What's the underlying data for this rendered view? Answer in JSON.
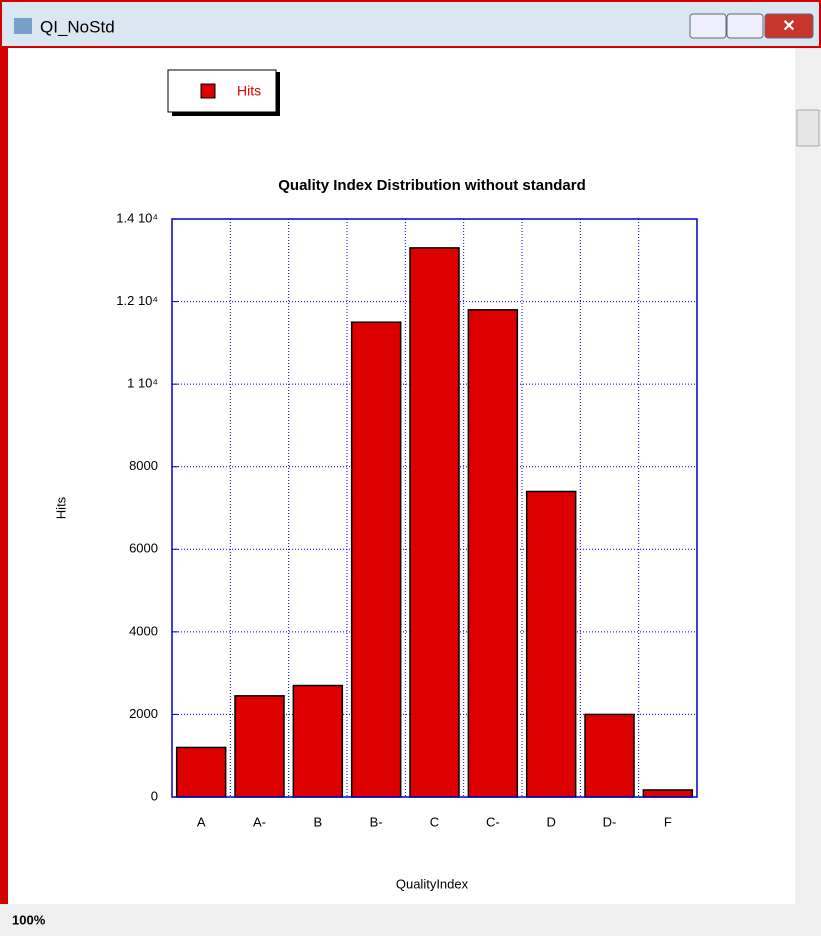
{
  "window": {
    "title": "QI_NoStd",
    "zoom": "100%"
  },
  "chart_data": {
    "type": "bar",
    "title": "Quality Index Distribution without standard",
    "x_label": "QualityIndex",
    "y_label": "Hits",
    "categories": [
      "A",
      "A-",
      "B",
      "B-",
      "C",
      "C-",
      "D",
      "D-",
      "F"
    ],
    "series": [
      {
        "name": "Hits",
        "color": "#dd0000",
        "values": [
          1200,
          2450,
          2700,
          11500,
          13300,
          11800,
          7400,
          2000,
          170
        ]
      }
    ],
    "ylim": [
      0,
      14000
    ],
    "yticks": [
      0,
      2000,
      4000,
      6000,
      8000,
      {
        "value": 10000,
        "label": "1 10⁴"
      },
      {
        "value": 12000,
        "label": "1.2 10⁴"
      },
      {
        "value": 14000,
        "label": "1.4 10⁴"
      }
    ],
    "grid": true,
    "legend": "top-left"
  }
}
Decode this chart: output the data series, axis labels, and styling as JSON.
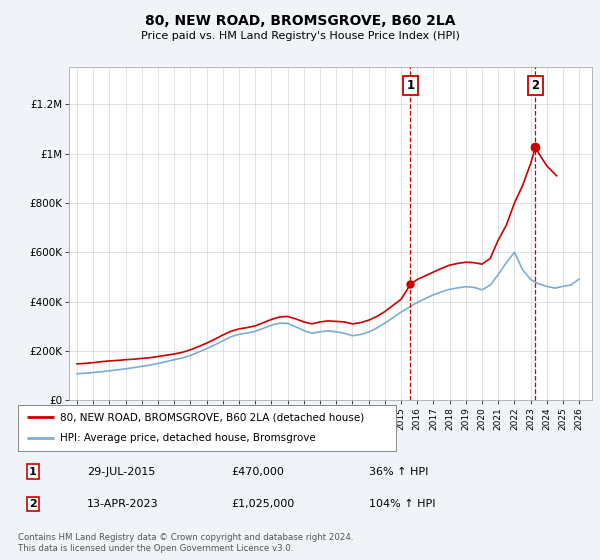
{
  "title": "80, NEW ROAD, BROMSGROVE, B60 2LA",
  "subtitle": "Price paid vs. HM Land Registry's House Price Index (HPI)",
  "legend_line1": "80, NEW ROAD, BROMSGROVE, B60 2LA (detached house)",
  "legend_line2": "HPI: Average price, detached house, Bromsgrove",
  "footnote": "Contains HM Land Registry data © Crown copyright and database right 2024.\nThis data is licensed under the Open Government Licence v3.0.",
  "sale1_date": "29-JUL-2015",
  "sale1_price": "£470,000",
  "sale1_hpi": "36% ↑ HPI",
  "sale2_date": "13-APR-2023",
  "sale2_price": "£1,025,000",
  "sale2_hpi": "104% ↑ HPI",
  "red_color": "#cc0000",
  "blue_color": "#7aaed6",
  "background_color": "#f0f4f8",
  "plot_bg_color": "#ffffff",
  "ylim": [
    0,
    1350000
  ],
  "xlim_start": 1994.5,
  "xlim_end": 2026.8,
  "sale1_x": 2015.58,
  "sale1_y": 470000,
  "sale2_x": 2023.29,
  "sale2_y": 1025000,
  "red_x": [
    1995.0,
    1995.5,
    1996.0,
    1996.5,
    1997.0,
    1997.5,
    1998.0,
    1998.5,
    1999.0,
    1999.5,
    2000.0,
    2000.5,
    2001.0,
    2001.5,
    2002.0,
    2002.5,
    2003.0,
    2003.5,
    2004.0,
    2004.5,
    2005.0,
    2005.5,
    2006.0,
    2006.5,
    2007.0,
    2007.5,
    2008.0,
    2008.5,
    2009.0,
    2009.5,
    2010.0,
    2010.5,
    2011.0,
    2011.5,
    2012.0,
    2012.5,
    2013.0,
    2013.5,
    2014.0,
    2014.5,
    2015.0,
    2015.58,
    2016.0,
    2016.5,
    2017.0,
    2017.5,
    2018.0,
    2018.5,
    2019.0,
    2019.5,
    2020.0,
    2020.5,
    2021.0,
    2021.5,
    2022.0,
    2022.5,
    2023.0,
    2023.29,
    2023.6,
    2024.0,
    2024.3,
    2024.6
  ],
  "red_y": [
    148000,
    150000,
    153000,
    157000,
    160000,
    162000,
    165000,
    167000,
    170000,
    173000,
    178000,
    183000,
    188000,
    195000,
    205000,
    218000,
    232000,
    248000,
    265000,
    280000,
    290000,
    295000,
    302000,
    315000,
    328000,
    338000,
    340000,
    330000,
    318000,
    310000,
    318000,
    322000,
    320000,
    318000,
    310000,
    315000,
    325000,
    340000,
    360000,
    385000,
    410000,
    470000,
    490000,
    505000,
    520000,
    535000,
    548000,
    555000,
    560000,
    558000,
    552000,
    575000,
    650000,
    710000,
    800000,
    870000,
    960000,
    1025000,
    990000,
    950000,
    930000,
    910000
  ],
  "blue_x": [
    1995.0,
    1995.5,
    1996.0,
    1996.5,
    1997.0,
    1997.5,
    1998.0,
    1998.5,
    1999.0,
    1999.5,
    2000.0,
    2000.5,
    2001.0,
    2001.5,
    2002.0,
    2002.5,
    2003.0,
    2003.5,
    2004.0,
    2004.5,
    2005.0,
    2005.5,
    2006.0,
    2006.5,
    2007.0,
    2007.5,
    2008.0,
    2008.5,
    2009.0,
    2009.5,
    2010.0,
    2010.5,
    2011.0,
    2011.5,
    2012.0,
    2012.5,
    2013.0,
    2013.5,
    2014.0,
    2014.5,
    2015.0,
    2015.5,
    2016.0,
    2016.5,
    2017.0,
    2017.5,
    2018.0,
    2018.5,
    2019.0,
    2019.5,
    2020.0,
    2020.5,
    2021.0,
    2021.5,
    2022.0,
    2022.5,
    2023.0,
    2023.5,
    2024.0,
    2024.5,
    2025.0,
    2025.5,
    2026.0
  ],
  "blue_y": [
    108000,
    110000,
    113000,
    116000,
    120000,
    124000,
    128000,
    133000,
    138000,
    143000,
    150000,
    157000,
    165000,
    172000,
    182000,
    196000,
    210000,
    225000,
    242000,
    258000,
    268000,
    273000,
    280000,
    292000,
    305000,
    313000,
    312000,
    298000,
    283000,
    272000,
    278000,
    282000,
    278000,
    272000,
    262000,
    267000,
    277000,
    293000,
    313000,
    335000,
    358000,
    378000,
    397000,
    413000,
    428000,
    440000,
    450000,
    456000,
    461000,
    458000,
    448000,
    467000,
    510000,
    558000,
    600000,
    530000,
    490000,
    472000,
    462000,
    455000,
    462000,
    468000,
    492000
  ]
}
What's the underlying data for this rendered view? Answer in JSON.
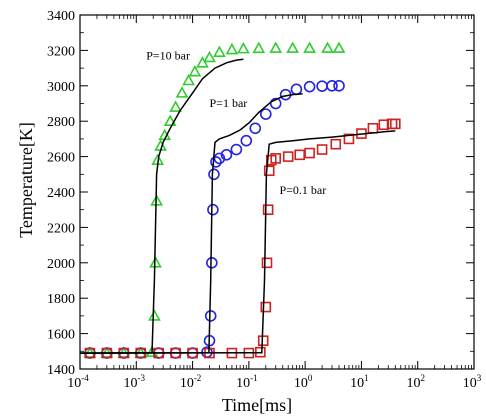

------------------------------------------------------------

# GIVEN INSTRUCTION
Which lines above hold the word "detached"? Copy each of them.

# THE REPLY
  "legend_line1": "80, NEW ROAD, BROMSGROVE, B60 2LA (detached house)",
  "legend_line2": "HPI: Average price, detached house, Bromsgrove",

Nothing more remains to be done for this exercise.